• TASK INPUT
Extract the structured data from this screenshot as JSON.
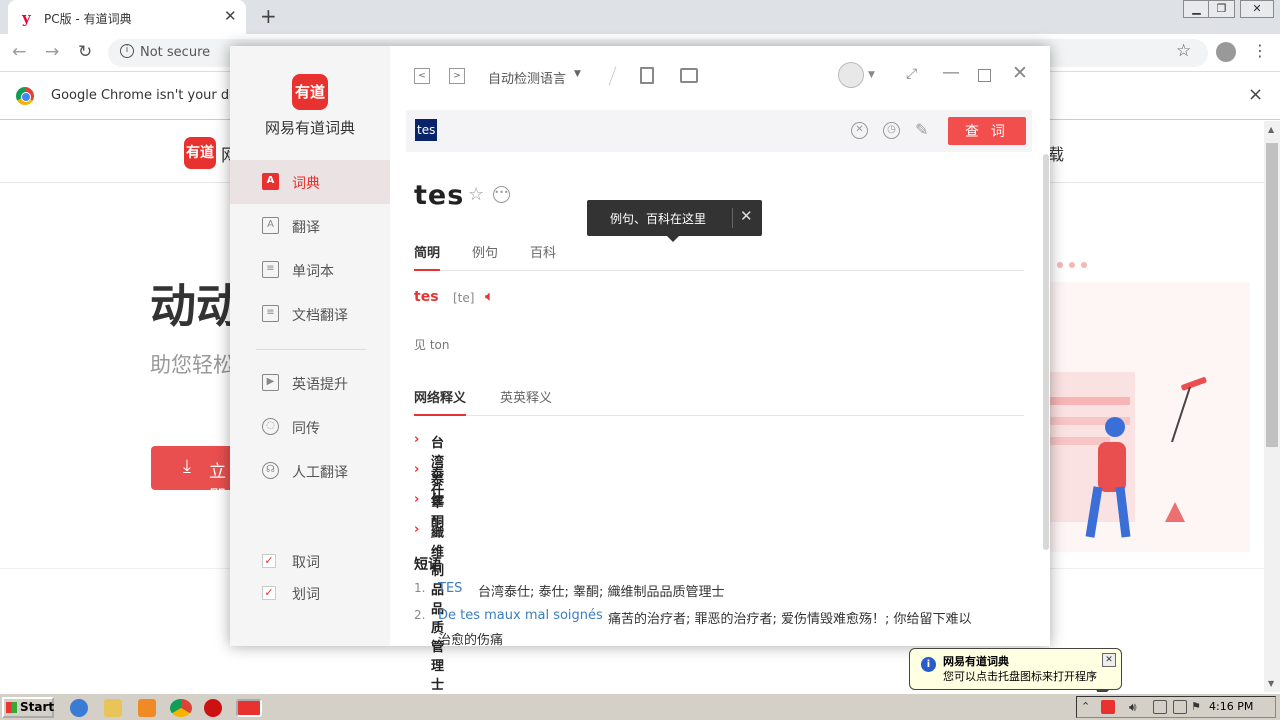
{
  "browser": {
    "tab_title": "PC版 - 有道词典",
    "tab_favicon": "y",
    "newtab_label": "+",
    "not_secure": "Not secure",
    "infobar_text": "Google Chrome isn't your default",
    "infobar_close": "×"
  },
  "page": {
    "logo_text": "有道",
    "logo_char": "网",
    "nav_right": "载",
    "headline": "动动",
    "subline": "助您轻松",
    "download_label": "立即"
  },
  "app": {
    "name": "网易有道词典",
    "logo_text": "有道",
    "sidebar": {
      "items": [
        {
          "label": "词典",
          "icon": "A",
          "active": true
        },
        {
          "label": "翻译",
          "icon": "A"
        },
        {
          "label": "单词本",
          "icon": "≡"
        },
        {
          "label": "文档翻译",
          "icon": "≡"
        },
        {
          "label": "英语提升",
          "icon": "▶"
        },
        {
          "label": "同传",
          "icon": "◌"
        },
        {
          "label": "人工翻译",
          "icon": "☊"
        }
      ],
      "checks": [
        {
          "label": "取词",
          "checked": true
        },
        {
          "label": "划词",
          "checked": true
        }
      ]
    },
    "topbar": {
      "lang_select": "自动检测语言"
    },
    "search": {
      "value": "tes",
      "button": "查 词"
    },
    "word": "tes",
    "tooltip": "例句、百科在这里",
    "tabs1": [
      "简明",
      "例句",
      "百科"
    ],
    "head_word": "tes",
    "phonetic": "[te]",
    "see_also": "见 ton",
    "tabs2": [
      "网络释义",
      "英英释义"
    ],
    "definitions": [
      "台湾泰仕",
      "泰仕",
      "睾酮",
      "織维制品品质管理士"
    ],
    "phrase_title": "短语",
    "phrases": [
      {
        "num": "1.",
        "term": "TES",
        "def": "台湾泰仕;  泰仕;  睾酮;  織维制品品质管理士",
        "def2": ""
      },
      {
        "num": "2.",
        "term": "De tes maux mal soignés",
        "def": "痛苦的治疗者;  罪恶的治疗者;  爱伤情毁难愈殇！;  你给留下难以",
        "def2": "治愈的伤痛"
      }
    ]
  },
  "balloon": {
    "title": "网易有道词典",
    "text": "您可以点击托盘图标来打开程序"
  },
  "taskbar": {
    "start": "Start",
    "clock": "4:16 PM"
  }
}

• WHAT YOU ARE ASKED TO DO
Scan the material for lines with the word "term", and copy each line you find.

• ANSWER TO THE PROBLEM
        "term": "TES",
        "term": "De tes maux mal soignés",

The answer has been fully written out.